*DO THIS*. Copy each line where the word "psilocybin" occurs.

*RECORD SET*.

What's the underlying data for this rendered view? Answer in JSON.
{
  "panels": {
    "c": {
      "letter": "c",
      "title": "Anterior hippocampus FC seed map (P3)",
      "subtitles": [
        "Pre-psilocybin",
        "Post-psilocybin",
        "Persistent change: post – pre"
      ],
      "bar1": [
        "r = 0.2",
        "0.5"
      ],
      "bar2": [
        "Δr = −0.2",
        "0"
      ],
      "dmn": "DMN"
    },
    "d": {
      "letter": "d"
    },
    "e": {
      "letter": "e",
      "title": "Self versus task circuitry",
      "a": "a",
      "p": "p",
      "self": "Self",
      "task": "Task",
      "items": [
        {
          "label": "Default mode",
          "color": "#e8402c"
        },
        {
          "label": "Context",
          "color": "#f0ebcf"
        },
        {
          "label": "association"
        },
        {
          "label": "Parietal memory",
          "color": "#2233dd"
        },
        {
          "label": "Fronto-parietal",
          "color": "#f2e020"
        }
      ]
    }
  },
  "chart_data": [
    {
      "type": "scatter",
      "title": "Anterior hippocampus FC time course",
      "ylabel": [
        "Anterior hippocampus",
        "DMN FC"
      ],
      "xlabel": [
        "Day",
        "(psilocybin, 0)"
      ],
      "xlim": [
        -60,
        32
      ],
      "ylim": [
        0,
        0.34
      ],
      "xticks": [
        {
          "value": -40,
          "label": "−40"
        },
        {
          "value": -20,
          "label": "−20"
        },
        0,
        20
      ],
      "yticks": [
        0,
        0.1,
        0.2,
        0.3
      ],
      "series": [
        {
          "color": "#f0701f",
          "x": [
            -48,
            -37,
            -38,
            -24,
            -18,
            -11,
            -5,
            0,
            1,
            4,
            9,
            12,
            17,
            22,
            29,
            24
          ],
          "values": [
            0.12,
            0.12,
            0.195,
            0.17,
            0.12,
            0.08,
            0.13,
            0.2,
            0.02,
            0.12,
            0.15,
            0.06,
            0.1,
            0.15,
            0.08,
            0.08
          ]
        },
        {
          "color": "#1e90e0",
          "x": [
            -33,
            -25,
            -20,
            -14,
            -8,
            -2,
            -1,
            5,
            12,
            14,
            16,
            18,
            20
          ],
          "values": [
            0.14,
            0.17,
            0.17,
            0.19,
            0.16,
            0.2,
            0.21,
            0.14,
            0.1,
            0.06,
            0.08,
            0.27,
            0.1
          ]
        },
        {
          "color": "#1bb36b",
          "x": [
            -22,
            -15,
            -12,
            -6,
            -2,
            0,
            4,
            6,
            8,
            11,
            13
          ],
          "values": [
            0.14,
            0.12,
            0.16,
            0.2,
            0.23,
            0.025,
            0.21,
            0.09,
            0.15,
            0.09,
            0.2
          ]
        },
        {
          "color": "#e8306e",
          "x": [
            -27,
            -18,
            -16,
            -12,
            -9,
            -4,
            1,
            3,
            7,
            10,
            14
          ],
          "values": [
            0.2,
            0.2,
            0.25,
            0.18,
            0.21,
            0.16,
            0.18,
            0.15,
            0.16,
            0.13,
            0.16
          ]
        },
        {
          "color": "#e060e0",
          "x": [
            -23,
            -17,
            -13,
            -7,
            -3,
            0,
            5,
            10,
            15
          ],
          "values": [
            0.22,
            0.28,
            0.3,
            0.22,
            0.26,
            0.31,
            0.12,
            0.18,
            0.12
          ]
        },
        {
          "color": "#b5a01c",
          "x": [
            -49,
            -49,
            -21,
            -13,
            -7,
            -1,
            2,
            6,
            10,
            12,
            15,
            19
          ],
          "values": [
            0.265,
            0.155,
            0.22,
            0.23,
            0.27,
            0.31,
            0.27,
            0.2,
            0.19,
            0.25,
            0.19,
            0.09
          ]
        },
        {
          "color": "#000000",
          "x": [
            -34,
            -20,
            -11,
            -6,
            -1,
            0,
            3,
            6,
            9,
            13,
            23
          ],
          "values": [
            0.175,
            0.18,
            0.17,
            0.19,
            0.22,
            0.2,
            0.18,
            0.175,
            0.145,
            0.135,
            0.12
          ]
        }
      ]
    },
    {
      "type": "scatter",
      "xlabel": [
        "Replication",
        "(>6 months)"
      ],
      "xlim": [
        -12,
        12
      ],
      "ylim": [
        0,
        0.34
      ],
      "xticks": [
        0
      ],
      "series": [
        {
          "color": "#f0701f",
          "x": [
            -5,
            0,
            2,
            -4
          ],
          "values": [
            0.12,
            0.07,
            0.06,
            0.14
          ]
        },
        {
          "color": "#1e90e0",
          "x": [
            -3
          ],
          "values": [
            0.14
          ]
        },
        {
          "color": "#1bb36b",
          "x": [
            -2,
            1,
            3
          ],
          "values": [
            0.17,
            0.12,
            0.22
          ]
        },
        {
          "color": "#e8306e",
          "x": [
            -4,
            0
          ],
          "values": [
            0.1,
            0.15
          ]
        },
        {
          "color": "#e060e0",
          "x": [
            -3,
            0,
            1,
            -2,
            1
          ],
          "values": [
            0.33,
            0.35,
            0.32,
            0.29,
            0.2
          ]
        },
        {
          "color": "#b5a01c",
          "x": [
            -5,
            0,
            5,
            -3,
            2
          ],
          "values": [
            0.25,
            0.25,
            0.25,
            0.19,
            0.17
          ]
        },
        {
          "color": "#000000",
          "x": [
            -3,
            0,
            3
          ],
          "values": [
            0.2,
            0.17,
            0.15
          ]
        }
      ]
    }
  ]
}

*SOLUTION FOR THIS TASK*.
        "Pre-psilocybin",
        "Post-psilocybin",
        "(psilocybin, 0)"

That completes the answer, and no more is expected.